:: Task to complete ::
Go through the material below and copy all lines with "Меркурий".

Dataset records
****************
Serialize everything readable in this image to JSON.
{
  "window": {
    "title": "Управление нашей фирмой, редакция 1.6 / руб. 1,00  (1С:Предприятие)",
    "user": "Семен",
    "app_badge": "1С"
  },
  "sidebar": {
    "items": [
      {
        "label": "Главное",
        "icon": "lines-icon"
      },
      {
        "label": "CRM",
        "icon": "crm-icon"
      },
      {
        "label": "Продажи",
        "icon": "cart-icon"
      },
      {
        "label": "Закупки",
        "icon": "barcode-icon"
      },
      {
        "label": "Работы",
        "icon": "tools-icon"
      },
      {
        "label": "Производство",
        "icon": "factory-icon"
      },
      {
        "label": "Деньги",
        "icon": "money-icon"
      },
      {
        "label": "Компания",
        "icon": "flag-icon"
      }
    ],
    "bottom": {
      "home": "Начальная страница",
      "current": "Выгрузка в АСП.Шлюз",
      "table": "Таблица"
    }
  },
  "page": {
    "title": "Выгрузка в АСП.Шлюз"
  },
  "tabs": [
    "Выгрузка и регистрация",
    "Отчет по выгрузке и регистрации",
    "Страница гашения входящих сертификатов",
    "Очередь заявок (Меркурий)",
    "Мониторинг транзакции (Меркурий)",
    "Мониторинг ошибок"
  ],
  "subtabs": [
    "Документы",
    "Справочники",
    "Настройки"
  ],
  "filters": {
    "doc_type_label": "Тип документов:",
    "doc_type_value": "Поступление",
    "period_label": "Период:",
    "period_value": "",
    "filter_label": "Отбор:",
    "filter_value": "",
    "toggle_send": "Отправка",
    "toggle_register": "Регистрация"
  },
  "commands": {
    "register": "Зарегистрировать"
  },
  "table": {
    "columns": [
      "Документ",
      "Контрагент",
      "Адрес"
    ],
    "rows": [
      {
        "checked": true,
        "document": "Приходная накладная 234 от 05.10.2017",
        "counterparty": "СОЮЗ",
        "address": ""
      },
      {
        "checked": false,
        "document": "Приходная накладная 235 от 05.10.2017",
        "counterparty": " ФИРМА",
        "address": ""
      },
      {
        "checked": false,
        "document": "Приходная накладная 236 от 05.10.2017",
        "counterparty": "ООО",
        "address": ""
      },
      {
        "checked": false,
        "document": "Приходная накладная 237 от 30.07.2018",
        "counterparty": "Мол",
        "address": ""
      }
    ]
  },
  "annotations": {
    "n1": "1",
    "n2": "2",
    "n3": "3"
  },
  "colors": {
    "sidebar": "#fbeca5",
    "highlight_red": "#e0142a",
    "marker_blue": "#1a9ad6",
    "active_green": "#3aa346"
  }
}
****************
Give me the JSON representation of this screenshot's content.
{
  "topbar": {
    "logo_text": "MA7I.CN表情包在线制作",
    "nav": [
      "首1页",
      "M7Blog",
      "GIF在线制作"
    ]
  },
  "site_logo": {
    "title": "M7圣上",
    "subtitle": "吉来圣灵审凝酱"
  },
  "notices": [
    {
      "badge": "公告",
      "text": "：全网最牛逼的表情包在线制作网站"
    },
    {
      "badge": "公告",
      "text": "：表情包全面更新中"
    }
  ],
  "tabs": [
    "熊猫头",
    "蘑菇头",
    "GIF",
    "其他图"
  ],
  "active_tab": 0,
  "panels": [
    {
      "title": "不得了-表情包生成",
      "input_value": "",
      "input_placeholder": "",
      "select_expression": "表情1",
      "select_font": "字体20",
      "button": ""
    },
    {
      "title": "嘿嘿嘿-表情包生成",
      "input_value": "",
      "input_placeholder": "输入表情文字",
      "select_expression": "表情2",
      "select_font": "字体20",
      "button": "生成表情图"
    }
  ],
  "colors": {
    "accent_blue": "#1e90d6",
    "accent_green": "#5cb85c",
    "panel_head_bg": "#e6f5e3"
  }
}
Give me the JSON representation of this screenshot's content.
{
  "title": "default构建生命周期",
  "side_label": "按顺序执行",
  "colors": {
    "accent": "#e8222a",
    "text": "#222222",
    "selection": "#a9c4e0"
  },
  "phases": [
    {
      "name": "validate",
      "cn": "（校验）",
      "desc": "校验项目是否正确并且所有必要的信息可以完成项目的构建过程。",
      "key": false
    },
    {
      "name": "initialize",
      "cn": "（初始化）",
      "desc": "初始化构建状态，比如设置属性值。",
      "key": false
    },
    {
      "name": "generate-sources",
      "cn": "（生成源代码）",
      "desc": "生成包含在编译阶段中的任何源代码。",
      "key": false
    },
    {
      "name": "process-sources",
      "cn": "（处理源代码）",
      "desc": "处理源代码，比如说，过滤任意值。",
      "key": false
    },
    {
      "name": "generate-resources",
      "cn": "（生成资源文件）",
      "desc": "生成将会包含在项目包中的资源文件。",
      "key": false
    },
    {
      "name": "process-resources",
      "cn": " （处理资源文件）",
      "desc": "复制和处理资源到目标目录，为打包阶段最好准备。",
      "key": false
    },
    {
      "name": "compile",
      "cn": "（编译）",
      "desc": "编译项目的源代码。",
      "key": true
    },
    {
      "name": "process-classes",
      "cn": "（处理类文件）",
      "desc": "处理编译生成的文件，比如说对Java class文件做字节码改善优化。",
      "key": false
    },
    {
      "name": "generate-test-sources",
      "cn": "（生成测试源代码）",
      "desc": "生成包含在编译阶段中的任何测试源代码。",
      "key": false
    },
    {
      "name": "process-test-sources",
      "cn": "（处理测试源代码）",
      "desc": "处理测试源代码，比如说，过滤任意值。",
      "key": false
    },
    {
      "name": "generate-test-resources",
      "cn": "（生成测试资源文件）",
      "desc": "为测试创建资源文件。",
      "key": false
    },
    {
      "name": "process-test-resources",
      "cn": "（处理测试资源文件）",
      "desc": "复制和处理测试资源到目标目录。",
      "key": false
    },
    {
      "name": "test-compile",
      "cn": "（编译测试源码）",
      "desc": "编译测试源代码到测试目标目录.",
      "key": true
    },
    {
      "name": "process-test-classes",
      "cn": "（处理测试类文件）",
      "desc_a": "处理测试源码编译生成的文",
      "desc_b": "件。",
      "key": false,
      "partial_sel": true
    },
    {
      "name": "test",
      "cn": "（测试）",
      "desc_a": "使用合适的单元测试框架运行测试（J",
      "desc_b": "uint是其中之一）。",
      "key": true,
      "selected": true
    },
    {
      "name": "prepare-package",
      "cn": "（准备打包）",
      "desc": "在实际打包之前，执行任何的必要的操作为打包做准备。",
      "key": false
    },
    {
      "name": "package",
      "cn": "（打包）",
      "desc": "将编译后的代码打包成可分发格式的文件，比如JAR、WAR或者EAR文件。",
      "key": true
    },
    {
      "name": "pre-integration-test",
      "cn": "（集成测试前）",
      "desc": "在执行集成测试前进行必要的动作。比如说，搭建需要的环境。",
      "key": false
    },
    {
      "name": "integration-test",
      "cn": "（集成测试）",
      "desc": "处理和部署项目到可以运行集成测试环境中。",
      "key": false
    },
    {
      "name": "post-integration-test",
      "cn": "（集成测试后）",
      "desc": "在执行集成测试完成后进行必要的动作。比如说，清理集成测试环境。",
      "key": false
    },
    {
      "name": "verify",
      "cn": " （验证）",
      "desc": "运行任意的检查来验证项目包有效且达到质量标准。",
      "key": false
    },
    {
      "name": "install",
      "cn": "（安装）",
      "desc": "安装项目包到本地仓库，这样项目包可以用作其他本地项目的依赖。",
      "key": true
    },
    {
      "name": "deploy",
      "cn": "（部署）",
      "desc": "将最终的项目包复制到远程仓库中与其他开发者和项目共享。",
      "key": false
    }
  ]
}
****************
:: Expected answer ::
    "Очередь заявок (Меркурий)",
    "Мониторинг транзакции (Меркурий)",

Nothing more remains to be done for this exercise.